— PROVIDED MATERIAL —
* start *
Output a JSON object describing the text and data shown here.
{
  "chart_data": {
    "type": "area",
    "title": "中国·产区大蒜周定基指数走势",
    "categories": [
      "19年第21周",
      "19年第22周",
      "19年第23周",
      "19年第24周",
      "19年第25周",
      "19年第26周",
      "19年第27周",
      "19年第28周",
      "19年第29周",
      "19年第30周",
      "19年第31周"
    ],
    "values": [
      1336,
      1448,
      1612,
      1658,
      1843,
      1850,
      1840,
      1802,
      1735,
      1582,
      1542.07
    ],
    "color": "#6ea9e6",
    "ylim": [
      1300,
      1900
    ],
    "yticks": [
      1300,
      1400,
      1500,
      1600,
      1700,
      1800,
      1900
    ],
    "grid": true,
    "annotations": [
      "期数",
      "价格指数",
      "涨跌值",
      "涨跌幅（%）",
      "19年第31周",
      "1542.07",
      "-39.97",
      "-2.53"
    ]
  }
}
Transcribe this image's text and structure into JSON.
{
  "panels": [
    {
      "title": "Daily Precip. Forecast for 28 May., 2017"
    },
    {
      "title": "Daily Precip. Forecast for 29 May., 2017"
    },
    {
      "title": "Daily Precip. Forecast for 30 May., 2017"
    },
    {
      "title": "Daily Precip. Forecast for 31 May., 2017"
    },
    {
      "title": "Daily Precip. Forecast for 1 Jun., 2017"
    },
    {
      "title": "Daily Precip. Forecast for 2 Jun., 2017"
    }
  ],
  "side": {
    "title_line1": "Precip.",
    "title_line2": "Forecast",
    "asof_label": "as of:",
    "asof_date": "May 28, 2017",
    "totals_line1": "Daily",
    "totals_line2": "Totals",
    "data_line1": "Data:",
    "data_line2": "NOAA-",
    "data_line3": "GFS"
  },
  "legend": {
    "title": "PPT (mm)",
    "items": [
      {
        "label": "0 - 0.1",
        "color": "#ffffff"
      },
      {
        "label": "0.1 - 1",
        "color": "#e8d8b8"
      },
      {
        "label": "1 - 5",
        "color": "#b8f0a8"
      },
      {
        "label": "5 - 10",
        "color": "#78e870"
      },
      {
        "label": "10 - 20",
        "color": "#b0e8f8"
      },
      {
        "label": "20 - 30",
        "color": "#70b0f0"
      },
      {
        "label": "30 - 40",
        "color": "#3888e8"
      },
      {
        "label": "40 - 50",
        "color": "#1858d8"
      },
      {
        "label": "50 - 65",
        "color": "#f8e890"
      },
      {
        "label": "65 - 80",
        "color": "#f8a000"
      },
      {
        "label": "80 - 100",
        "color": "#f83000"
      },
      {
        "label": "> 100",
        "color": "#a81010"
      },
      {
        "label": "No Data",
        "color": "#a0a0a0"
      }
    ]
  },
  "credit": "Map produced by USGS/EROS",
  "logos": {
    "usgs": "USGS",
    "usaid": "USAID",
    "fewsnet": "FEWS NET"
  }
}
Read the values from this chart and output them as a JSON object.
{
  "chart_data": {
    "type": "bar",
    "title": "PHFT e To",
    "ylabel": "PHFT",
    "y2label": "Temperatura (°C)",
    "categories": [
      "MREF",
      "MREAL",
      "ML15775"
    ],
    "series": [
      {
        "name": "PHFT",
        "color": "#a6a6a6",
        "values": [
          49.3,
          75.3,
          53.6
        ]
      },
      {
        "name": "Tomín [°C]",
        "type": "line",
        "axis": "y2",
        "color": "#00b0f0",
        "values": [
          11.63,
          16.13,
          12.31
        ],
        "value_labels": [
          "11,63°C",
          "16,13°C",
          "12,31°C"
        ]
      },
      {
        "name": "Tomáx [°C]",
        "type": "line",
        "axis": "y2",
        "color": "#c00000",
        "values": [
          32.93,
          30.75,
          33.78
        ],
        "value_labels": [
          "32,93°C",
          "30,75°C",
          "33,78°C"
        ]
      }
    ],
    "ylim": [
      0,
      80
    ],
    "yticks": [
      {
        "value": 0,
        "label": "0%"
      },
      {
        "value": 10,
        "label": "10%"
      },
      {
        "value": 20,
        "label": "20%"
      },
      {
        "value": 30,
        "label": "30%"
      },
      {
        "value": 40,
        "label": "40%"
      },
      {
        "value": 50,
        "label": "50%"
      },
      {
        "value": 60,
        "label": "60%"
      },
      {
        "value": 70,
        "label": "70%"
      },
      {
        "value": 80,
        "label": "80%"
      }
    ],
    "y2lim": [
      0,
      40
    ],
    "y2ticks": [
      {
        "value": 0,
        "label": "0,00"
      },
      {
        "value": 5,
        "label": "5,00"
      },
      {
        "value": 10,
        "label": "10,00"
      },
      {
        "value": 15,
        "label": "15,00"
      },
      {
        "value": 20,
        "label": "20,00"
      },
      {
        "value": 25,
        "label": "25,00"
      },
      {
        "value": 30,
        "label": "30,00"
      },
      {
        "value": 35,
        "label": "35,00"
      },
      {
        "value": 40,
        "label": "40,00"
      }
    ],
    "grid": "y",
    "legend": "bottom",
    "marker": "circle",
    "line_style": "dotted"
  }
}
* end *
— PROBLEM REQUIREMENTS —
Which lines include "type"? Copy each of them out.

— RESULT FOR THIS TASK —
    "type": "area",
    "type": "bar",
        "type": "line",
        "type": "line",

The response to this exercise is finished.